_Data shown_
● ● ●
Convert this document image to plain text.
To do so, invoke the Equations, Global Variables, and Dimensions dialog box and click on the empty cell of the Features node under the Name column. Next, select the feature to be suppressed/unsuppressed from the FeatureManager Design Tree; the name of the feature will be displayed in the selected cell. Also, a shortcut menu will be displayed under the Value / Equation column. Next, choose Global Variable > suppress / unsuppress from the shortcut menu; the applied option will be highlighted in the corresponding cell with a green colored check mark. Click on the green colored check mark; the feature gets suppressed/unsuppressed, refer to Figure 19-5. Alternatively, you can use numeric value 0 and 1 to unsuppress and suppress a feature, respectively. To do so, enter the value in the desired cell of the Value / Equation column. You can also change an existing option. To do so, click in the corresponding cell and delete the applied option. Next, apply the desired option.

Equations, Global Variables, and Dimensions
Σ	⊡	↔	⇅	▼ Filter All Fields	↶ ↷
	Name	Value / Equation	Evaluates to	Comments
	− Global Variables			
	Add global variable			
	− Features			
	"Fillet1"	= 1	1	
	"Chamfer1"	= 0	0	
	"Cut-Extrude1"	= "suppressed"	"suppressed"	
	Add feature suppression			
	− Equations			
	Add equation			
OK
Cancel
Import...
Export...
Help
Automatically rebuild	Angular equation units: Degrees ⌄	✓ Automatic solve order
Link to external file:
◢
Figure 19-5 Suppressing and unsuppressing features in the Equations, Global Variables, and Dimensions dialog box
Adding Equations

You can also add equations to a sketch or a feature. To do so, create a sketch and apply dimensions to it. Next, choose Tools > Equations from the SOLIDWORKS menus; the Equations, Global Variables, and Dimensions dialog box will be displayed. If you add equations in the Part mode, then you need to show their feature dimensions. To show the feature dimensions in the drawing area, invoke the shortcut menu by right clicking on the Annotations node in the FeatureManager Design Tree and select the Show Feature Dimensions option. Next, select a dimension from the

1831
● ● ●
_Directive_
Find every line in the records above that contains the word "Name", and copy each one.

_Solution to the problem_
To do so, invoke the Equations, Global Variables, and Dimensions dialog box and click on the empty cell of the Features node under the Name column. Next, select the feature to be suppressed/unsuppressed from the FeatureManager Design Tree; the name of the feature will be displayed in the selected cell. Also, a shortcut menu will be displayed under the Value / Equation column. Next, choose Global Variable > suppress / unsuppress from the shortcut menu; the applied option will be highlighted in the corresponding cell with a green colored check mark. Click on the green colored check mark; the feature gets suppressed/unsuppressed, refer to Figure 19-5. Alternatively, you can use numeric value 0 and 1 to unsuppress and suppress a feature, respectively. To do so, enter the value in the desired cell of the Value / Equation column. You can also change an existing option. To do so, click in the corresponding cell and delete the applied option. Next, apply the desired option.
	Name	Value / Equation	Evaluates to	Comments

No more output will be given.